THE PROBLEM – Return all lines in the material below that contain "this".

Dataset rows:
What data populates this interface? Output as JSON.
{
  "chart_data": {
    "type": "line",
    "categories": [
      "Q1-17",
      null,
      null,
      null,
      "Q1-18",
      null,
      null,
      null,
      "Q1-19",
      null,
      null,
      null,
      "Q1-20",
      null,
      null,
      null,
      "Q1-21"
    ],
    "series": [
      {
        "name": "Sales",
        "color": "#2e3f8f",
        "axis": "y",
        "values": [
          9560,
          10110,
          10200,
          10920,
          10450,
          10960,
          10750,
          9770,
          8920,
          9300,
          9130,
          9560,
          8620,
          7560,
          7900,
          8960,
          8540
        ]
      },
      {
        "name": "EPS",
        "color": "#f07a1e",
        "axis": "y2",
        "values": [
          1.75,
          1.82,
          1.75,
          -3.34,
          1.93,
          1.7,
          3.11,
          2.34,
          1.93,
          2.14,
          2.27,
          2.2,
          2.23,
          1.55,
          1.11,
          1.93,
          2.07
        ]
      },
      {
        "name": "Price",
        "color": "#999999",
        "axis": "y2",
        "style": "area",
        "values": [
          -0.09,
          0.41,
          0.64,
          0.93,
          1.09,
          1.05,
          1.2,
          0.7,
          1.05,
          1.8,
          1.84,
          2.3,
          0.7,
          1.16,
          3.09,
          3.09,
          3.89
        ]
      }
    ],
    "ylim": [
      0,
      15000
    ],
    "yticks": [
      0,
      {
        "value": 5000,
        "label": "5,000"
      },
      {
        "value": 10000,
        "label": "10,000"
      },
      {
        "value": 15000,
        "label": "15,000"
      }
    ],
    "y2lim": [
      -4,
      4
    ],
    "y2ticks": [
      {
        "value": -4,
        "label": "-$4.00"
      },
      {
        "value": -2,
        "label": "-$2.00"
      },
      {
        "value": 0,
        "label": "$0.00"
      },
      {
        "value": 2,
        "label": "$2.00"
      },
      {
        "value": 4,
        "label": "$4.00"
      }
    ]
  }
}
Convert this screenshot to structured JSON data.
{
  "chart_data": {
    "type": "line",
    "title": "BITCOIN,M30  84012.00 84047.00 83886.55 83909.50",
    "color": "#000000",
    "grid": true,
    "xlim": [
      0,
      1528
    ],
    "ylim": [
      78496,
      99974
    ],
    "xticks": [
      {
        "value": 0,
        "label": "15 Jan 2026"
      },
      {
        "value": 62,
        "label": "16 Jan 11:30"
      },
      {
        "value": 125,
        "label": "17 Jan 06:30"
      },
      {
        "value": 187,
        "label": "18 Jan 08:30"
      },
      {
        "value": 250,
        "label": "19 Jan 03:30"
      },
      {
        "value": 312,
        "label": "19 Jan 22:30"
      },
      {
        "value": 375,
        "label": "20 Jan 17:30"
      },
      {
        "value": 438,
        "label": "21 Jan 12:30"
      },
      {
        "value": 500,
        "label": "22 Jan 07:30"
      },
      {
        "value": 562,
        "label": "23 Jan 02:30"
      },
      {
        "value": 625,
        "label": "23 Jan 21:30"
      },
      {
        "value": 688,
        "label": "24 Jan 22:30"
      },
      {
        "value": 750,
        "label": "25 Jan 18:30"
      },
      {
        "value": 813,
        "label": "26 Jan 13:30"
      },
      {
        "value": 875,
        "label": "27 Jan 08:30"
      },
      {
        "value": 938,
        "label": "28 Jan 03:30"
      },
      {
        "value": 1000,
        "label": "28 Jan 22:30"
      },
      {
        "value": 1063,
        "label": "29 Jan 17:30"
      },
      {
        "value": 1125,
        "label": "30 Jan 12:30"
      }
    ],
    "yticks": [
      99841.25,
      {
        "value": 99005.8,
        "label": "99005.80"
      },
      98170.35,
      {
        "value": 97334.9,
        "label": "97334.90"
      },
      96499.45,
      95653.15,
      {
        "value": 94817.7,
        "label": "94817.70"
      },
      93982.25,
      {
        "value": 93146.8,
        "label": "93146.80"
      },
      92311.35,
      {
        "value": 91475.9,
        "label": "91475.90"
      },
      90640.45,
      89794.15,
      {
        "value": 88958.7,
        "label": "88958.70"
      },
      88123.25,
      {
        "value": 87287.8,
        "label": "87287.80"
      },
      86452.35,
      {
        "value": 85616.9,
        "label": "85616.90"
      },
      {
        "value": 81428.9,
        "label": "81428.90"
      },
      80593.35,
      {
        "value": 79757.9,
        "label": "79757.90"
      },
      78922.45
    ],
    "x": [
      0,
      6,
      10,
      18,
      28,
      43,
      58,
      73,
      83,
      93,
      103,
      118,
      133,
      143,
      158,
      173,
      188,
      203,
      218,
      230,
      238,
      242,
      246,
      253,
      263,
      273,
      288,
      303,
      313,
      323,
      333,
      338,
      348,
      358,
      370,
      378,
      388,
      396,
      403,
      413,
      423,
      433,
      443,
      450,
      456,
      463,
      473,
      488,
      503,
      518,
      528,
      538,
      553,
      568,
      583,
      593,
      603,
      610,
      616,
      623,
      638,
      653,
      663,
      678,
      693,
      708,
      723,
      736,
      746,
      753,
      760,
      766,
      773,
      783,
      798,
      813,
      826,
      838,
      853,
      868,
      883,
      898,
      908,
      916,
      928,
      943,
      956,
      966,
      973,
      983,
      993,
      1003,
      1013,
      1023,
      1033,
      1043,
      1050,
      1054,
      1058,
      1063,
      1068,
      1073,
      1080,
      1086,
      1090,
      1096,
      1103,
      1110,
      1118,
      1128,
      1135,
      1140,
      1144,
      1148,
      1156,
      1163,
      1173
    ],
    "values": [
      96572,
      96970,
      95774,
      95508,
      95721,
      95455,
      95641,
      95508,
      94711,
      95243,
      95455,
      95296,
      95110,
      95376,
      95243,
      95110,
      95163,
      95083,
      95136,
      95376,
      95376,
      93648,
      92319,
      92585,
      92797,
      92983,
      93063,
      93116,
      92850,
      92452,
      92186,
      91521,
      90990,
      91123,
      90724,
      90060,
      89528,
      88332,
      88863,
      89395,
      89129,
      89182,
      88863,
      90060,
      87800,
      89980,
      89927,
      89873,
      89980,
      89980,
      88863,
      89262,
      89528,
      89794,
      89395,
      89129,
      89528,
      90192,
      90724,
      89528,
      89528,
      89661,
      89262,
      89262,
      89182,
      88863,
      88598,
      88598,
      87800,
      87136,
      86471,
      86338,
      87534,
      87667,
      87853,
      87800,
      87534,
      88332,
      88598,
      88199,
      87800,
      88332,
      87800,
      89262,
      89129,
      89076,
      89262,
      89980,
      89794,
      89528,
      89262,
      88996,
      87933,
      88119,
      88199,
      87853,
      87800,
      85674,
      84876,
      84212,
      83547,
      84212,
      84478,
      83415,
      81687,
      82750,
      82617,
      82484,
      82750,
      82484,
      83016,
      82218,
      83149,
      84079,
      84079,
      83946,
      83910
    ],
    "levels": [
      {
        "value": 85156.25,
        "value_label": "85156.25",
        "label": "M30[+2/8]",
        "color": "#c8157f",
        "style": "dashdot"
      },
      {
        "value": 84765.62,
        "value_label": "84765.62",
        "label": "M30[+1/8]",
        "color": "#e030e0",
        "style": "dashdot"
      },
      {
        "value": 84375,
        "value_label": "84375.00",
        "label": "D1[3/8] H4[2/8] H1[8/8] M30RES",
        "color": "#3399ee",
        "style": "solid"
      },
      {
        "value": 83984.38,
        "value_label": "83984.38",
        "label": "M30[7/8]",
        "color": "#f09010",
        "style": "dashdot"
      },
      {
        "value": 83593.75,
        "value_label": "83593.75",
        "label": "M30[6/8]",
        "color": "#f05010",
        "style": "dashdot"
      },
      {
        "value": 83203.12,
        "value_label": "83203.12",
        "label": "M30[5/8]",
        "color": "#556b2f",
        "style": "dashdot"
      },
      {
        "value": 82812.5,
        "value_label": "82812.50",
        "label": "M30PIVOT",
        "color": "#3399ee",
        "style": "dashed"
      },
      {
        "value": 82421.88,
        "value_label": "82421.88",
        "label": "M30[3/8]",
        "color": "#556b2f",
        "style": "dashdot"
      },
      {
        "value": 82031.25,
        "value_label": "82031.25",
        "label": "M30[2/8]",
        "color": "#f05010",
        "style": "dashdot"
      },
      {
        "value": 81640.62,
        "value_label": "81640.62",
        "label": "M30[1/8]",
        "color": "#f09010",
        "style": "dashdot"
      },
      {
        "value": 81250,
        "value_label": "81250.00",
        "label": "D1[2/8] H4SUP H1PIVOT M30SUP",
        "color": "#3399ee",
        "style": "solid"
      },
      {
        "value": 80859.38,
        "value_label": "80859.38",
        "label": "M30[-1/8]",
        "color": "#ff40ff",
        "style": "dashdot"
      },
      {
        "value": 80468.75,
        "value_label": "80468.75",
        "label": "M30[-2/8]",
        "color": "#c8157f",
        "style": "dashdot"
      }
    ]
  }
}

RESPONSE TO THE TASK –
What data populates this interface? Output as JSON.
Convert this screenshot to structured JSON data.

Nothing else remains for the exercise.